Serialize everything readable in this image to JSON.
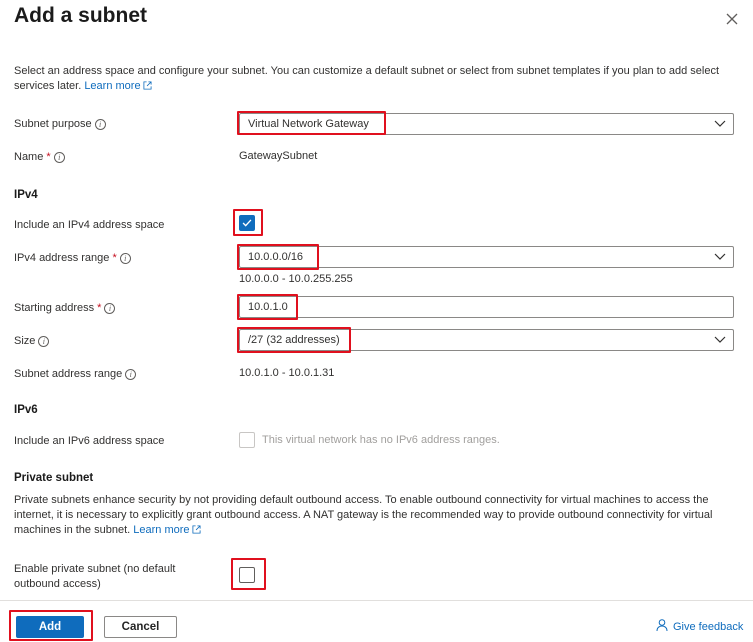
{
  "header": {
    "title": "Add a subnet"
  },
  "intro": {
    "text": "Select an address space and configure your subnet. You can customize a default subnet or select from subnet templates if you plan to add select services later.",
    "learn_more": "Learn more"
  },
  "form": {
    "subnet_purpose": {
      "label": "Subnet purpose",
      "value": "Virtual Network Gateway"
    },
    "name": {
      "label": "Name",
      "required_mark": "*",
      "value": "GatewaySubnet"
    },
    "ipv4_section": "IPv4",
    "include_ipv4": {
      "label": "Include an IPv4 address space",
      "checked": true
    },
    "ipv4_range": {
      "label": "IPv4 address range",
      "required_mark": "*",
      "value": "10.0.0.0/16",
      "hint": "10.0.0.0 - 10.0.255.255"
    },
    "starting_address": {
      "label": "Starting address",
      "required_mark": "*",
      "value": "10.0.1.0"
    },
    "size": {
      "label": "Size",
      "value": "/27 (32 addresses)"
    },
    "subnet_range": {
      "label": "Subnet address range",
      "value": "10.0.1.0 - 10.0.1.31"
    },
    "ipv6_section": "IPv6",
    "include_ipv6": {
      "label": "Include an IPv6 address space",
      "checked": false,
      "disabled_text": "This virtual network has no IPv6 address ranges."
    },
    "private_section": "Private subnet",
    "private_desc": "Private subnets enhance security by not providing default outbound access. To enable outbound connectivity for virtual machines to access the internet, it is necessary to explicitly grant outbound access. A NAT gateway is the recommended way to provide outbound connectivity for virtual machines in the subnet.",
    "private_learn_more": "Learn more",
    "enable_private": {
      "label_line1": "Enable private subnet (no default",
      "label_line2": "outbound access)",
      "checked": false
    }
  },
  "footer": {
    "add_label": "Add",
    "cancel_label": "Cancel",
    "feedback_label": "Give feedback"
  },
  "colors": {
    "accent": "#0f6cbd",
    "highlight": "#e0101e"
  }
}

* * * * * * *

▶ _SET TASK_:
Copy out each line of the listing that holds "checked".

▶ _TASK RESPONSE_:
      "checked": true
      "checked": false,
      "checked": false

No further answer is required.